CHALLENGE: Can you return the stretch from the start of the data through the line containing "278, 837, 314]" as a JSON list of strings, one per line, with blank lines left out?
[Start of EXERCISE DATA]
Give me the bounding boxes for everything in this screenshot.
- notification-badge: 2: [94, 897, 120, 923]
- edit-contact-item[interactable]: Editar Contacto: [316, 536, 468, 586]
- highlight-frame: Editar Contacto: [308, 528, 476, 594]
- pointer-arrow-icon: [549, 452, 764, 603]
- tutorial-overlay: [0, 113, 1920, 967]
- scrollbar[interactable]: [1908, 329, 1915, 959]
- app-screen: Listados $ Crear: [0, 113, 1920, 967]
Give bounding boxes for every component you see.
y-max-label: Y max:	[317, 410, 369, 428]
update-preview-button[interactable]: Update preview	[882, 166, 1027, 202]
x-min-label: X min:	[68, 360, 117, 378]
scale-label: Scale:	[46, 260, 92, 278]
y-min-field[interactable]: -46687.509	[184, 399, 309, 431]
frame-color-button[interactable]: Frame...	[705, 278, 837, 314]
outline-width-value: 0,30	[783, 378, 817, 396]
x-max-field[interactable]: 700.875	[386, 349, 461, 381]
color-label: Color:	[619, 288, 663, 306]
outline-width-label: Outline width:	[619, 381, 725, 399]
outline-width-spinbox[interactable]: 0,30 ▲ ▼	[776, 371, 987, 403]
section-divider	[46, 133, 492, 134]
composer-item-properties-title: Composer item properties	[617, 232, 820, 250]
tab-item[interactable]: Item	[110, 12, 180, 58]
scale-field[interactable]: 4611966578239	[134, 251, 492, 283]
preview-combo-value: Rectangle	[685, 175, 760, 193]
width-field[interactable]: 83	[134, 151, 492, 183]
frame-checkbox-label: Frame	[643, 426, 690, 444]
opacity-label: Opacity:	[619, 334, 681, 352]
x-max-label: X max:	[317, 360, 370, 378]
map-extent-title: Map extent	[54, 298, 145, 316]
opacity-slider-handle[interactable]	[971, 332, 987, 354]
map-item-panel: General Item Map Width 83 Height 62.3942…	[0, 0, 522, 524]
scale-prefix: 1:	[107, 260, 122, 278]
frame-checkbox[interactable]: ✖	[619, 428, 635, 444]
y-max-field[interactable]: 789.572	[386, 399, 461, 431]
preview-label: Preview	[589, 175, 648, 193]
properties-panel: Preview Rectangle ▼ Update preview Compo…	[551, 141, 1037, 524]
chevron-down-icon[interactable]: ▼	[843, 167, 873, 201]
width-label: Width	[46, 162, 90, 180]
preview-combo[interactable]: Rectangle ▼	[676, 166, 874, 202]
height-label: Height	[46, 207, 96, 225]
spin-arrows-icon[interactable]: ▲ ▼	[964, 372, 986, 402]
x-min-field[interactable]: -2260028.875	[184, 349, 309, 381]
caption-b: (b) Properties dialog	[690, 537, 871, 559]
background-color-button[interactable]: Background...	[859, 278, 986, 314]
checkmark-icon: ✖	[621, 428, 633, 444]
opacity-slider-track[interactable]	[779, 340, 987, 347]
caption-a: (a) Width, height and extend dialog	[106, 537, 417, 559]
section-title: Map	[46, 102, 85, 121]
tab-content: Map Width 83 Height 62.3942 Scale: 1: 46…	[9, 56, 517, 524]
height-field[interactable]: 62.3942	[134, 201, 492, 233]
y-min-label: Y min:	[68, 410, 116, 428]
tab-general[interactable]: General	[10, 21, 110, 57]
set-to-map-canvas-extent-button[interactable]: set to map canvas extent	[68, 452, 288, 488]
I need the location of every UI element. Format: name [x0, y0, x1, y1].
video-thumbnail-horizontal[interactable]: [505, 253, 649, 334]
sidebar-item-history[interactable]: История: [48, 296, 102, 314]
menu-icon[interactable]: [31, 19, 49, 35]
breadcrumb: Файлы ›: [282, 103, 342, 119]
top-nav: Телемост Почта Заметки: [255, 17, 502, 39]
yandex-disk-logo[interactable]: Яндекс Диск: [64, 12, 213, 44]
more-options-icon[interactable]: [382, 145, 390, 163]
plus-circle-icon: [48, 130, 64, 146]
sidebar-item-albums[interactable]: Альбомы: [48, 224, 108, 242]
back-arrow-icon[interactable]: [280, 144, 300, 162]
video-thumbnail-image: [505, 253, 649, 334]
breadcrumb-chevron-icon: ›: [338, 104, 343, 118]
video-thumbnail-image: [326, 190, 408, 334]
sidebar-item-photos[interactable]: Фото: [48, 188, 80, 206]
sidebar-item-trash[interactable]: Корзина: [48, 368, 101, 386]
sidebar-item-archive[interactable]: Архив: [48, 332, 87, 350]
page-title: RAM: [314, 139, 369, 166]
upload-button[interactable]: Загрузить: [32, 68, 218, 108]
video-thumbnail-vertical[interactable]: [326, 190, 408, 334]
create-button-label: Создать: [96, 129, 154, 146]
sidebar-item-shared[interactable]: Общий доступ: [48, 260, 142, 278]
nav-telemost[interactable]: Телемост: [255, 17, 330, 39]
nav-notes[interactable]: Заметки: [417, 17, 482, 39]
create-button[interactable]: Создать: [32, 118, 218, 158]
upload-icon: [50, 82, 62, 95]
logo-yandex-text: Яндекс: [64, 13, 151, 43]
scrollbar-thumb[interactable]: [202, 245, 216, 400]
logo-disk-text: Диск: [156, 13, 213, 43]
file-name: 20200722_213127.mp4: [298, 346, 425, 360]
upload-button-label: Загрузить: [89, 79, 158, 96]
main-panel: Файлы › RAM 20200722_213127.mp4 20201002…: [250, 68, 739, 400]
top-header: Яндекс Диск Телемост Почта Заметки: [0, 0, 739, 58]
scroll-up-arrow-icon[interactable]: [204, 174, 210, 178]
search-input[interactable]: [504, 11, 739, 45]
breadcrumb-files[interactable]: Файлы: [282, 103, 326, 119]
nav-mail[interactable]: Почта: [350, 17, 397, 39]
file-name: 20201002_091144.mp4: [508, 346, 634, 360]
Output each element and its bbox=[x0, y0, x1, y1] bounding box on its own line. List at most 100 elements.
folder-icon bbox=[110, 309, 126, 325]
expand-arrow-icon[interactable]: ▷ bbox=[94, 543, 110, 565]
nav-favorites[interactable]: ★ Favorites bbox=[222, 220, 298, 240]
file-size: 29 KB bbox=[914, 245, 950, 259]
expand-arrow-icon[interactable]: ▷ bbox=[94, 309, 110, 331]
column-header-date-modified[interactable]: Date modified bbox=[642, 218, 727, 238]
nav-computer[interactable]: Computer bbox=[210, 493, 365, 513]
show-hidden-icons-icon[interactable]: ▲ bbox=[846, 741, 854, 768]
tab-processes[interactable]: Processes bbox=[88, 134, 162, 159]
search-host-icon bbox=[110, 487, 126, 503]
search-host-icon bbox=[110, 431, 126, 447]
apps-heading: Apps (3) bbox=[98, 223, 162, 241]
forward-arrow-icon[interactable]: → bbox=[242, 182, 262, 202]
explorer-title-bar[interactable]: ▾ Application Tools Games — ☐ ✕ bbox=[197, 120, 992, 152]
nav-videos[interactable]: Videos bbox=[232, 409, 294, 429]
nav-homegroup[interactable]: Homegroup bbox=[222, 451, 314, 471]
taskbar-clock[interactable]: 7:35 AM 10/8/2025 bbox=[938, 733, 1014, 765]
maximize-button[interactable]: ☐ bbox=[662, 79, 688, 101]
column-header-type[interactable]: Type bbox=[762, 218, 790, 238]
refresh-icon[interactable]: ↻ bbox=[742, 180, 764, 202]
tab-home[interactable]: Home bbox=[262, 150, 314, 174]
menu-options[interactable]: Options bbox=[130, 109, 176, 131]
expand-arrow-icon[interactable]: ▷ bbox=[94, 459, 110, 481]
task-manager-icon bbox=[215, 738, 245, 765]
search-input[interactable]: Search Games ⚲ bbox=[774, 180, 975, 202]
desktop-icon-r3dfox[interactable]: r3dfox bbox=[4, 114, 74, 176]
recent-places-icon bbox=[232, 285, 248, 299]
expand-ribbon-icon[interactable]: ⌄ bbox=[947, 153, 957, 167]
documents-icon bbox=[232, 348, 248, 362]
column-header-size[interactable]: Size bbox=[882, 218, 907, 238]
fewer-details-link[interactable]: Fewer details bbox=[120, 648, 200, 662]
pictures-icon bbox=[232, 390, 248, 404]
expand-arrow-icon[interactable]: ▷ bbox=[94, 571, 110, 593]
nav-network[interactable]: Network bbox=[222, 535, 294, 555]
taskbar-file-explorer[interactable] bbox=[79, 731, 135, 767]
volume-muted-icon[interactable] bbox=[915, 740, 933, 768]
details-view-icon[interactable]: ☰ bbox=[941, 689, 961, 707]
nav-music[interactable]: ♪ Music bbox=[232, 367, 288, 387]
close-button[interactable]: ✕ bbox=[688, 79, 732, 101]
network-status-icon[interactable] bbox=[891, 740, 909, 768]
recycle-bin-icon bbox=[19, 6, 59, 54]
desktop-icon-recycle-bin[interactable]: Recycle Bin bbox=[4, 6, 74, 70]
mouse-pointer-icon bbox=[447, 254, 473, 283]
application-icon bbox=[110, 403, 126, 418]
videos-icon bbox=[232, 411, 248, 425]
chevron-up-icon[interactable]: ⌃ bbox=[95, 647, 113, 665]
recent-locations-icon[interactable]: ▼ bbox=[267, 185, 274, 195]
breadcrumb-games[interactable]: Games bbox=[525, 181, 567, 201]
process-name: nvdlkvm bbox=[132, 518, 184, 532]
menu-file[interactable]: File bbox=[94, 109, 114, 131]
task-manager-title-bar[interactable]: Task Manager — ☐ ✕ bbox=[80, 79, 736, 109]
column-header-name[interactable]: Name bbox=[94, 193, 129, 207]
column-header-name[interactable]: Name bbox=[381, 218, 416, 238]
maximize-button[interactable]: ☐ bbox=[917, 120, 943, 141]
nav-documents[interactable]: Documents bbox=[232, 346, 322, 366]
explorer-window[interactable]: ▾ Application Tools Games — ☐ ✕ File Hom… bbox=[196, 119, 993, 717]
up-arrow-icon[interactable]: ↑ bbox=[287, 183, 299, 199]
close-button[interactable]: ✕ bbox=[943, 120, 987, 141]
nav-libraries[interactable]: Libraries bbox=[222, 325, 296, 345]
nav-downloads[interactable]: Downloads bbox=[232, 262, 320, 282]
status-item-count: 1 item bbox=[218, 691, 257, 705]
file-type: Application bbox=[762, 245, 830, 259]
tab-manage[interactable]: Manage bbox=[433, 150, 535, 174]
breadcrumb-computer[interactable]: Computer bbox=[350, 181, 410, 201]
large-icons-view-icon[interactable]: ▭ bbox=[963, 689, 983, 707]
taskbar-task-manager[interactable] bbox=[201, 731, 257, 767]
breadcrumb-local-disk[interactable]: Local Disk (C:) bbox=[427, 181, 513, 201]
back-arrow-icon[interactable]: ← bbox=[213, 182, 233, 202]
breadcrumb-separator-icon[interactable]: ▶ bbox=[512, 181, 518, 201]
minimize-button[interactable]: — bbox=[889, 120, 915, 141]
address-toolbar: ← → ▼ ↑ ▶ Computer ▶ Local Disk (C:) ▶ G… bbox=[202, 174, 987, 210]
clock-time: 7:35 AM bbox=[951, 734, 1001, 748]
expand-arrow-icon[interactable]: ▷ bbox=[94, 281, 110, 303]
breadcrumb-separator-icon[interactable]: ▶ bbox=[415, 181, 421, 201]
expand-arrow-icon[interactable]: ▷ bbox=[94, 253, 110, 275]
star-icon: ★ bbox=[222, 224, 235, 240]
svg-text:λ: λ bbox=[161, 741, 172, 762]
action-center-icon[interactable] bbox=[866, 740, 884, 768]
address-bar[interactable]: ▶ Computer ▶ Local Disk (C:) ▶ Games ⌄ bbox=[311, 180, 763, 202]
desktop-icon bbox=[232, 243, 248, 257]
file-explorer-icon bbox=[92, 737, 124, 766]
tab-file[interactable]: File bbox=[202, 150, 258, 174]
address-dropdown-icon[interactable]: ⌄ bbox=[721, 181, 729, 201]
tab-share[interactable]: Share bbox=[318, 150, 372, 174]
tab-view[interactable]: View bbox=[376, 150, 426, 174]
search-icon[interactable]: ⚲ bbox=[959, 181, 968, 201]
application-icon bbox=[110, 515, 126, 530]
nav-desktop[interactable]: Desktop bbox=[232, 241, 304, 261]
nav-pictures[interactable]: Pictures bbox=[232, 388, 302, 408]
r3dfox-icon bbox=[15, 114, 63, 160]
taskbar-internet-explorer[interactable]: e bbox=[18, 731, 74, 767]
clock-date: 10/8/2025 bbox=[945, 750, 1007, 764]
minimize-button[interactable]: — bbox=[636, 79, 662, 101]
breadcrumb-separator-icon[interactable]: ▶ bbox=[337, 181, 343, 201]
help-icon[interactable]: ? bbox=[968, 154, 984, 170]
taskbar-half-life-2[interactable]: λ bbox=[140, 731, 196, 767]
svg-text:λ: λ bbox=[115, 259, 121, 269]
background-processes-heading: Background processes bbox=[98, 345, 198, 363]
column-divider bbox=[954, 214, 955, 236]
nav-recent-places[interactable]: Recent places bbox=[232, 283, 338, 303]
[End of EXERCISE DATA]
SOLUTION TO THE EXERCISE:
[
  "Give me the bounding boxes for everything in this screenshot.",
  "- notification-badge: 2: [94, 897, 120, 923]",
  "- edit-contact-item[interactable]: Editar Contacto: [316, 536, 468, 586]",
  "- highlight-frame: Editar Contacto: [308, 528, 476, 594]",
  "- pointer-arrow-icon: [549, 452, 764, 603]",
  "- tutorial-overlay: [0, 113, 1920, 967]",
  "- scrollbar[interactable]: [1908, 329, 1915, 959]",
  "- app-screen: Listados $ Crear: [0, 113, 1920, 967]",
  "Give bounding boxes for every component you see.",
  "y-max-label: Y max:\t[317, 410, 369, 428]",
  "update-preview-button[interactable]: Update preview\t[882, 166, 1027, 202]",
  "x-min-label: X min:\t[68, 360, 117, 378]",
  "scale-label: Scale:\t[46, 260, 92, 278]",
  "y-min-field[interactable]: -46687.509\t[184, 399, 309, 431]",
  "frame-color-button[interactable]: Frame...\t[705, 278, 837, 314]"
]